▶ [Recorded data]
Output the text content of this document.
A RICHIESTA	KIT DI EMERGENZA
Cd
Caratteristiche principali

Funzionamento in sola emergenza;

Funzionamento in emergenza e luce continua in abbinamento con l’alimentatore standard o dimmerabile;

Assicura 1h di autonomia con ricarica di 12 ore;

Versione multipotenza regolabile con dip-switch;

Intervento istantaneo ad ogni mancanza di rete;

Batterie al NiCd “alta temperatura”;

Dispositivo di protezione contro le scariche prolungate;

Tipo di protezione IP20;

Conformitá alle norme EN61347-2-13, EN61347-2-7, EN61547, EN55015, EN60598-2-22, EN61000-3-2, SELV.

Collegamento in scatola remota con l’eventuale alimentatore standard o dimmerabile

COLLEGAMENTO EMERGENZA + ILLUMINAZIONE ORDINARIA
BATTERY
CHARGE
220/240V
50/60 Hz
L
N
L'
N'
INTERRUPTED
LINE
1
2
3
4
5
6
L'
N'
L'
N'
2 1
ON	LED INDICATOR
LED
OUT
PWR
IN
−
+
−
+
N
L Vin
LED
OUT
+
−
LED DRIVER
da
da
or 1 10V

▶ [Written problem]
Repeat the material above exactly.

▶ [Result of the task]
Output the text content of this document.
A RICHIESTA	KIT DI EMERGENZA
Cd
Caratteristiche principali

Funzionamento in sola emergenza;

Funzionamento in emergenza e luce continua in abbinamento con l’alimentatore standard o dimmerabile;

Assicura 1h di autonomia con ricarica di 12 ore;

Versione multipotenza regolabile con dip-switch;

Intervento istantaneo ad ogni mancanza di rete;

Batterie al NiCd “alta temperatura”;

Dispositivo di protezione contro le scariche prolungate;

Tipo di protezione IP20;

Conformitá alle norme EN61347-2-13, EN61347-2-7, EN61547, EN55015, EN60598-2-22, EN61000-3-2, SELV.

Collegamento in scatola remota con l’eventuale alimentatore standard o dimmerabile

COLLEGAMENTO EMERGENZA + ILLUMINAZIONE ORDINARIA
BATTERY
CHARGE
220/240V
50/60 Hz
L
N
L'
N'
INTERRUPTED
LINE
1
2
3
4
5
6
L'
N'
L'
N'
2 1
ON	LED INDICATOR
LED
OUT
PWR
IN
−
+
−
+
N
L Vin
LED
OUT
+
−
LED DRIVER
da
da
or 1 10V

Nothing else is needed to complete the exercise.